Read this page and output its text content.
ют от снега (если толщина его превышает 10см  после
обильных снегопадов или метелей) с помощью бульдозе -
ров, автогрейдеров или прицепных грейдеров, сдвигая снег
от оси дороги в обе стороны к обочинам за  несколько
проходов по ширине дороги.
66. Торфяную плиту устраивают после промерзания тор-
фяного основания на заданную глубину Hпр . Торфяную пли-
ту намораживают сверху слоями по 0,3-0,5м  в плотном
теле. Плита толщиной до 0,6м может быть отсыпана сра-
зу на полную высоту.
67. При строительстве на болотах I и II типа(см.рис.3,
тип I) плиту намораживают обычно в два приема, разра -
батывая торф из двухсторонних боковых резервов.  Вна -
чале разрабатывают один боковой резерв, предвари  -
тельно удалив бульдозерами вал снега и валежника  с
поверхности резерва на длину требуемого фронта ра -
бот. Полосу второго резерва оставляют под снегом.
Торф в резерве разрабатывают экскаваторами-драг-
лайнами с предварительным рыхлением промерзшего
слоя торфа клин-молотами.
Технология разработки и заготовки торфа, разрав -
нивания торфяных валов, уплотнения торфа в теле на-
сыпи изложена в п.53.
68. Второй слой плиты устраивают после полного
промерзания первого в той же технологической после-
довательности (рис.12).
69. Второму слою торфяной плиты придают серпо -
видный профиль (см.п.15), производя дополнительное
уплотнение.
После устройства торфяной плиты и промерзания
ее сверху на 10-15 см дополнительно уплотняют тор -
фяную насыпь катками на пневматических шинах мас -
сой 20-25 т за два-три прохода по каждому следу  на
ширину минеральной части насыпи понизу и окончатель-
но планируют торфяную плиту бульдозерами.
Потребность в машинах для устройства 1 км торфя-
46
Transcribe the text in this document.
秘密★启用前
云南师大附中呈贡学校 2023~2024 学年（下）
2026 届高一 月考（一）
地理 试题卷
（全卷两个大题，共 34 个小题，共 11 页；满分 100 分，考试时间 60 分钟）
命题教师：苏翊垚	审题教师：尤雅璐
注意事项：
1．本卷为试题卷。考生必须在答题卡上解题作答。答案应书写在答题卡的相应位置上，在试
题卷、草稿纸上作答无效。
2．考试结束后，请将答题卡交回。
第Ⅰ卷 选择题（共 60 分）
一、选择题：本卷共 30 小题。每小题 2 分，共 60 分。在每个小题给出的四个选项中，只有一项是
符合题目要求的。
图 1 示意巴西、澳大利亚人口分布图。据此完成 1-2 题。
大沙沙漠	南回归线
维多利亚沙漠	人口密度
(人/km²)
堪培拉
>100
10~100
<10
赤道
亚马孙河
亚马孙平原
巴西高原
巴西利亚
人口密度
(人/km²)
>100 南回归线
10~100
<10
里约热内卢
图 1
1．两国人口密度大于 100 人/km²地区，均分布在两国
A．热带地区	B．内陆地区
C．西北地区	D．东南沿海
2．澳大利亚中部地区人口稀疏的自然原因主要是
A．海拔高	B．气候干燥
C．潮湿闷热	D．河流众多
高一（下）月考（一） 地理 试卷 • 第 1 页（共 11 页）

◆ Task brief ◆
Copy out every line from the data above that has "разрабатывают" in it.

◆ Task output ◆
чале разрабатывают один боковой резерв, предвари  -
Торф в резерве разрабатывают экскаваторами-драг-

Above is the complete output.